• EXERCISE OBJECTIVE:
From the entries below, pull out each line where "تهران" appears.

Stored entries:
***
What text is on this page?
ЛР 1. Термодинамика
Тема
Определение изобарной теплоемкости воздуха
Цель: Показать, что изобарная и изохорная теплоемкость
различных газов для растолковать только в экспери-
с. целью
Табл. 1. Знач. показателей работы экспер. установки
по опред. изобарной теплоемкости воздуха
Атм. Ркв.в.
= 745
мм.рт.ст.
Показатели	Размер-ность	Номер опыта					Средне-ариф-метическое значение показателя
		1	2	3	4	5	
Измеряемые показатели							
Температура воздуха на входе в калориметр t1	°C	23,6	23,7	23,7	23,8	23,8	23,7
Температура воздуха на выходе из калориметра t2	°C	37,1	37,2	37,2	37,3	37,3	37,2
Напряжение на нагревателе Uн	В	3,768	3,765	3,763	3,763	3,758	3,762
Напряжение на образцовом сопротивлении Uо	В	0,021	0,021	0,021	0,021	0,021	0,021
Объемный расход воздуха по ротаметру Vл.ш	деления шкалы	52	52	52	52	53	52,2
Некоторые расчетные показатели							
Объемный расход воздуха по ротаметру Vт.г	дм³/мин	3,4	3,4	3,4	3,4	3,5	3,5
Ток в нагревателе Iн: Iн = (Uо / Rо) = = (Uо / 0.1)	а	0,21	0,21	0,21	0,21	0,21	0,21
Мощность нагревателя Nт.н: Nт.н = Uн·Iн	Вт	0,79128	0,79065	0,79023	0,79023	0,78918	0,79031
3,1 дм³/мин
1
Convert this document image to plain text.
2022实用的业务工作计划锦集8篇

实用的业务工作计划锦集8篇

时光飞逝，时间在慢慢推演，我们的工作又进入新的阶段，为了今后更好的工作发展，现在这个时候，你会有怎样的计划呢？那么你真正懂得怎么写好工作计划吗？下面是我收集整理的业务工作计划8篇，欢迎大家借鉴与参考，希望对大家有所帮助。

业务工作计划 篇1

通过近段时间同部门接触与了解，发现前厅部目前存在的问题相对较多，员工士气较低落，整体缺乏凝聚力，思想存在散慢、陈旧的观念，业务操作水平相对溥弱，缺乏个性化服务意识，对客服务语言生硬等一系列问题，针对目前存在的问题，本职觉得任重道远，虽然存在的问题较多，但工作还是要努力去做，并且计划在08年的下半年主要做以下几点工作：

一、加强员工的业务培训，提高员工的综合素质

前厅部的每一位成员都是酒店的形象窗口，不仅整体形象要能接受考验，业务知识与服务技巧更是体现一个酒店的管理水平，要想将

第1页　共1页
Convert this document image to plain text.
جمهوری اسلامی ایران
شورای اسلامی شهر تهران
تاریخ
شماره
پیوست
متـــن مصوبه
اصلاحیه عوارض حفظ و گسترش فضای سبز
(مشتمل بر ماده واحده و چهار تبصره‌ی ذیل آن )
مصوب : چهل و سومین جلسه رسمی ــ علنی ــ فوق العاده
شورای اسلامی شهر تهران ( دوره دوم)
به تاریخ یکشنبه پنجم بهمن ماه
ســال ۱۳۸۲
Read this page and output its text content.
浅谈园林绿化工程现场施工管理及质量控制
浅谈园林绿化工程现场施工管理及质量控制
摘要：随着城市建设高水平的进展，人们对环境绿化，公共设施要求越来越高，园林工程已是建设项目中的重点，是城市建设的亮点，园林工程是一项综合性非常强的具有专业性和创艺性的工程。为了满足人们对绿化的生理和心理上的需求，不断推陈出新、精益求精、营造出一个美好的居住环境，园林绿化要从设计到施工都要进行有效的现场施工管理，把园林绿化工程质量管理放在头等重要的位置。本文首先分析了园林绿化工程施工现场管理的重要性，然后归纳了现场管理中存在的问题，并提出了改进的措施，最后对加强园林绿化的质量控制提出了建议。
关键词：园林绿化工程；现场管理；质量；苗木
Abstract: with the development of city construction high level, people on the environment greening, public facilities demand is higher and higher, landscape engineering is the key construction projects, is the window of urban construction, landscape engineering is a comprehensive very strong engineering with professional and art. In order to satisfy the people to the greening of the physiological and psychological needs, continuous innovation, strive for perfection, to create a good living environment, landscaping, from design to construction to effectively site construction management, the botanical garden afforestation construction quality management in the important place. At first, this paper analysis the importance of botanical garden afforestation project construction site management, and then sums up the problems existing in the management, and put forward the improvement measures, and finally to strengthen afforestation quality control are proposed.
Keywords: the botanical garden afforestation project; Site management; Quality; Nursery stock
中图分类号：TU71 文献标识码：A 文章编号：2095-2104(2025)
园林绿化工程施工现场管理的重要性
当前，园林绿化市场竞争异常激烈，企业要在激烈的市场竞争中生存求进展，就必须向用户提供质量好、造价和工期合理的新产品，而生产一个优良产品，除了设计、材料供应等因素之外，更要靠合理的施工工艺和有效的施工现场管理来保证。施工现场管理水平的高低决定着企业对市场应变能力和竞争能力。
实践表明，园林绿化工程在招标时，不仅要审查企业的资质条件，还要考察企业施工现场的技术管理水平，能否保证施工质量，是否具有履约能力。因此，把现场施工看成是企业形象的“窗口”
***
• SOLUTION TO THE PROBLEM:
شورای اسلامی شهر تهران
شورای اسلامی شهر تهران ( دوره دوم)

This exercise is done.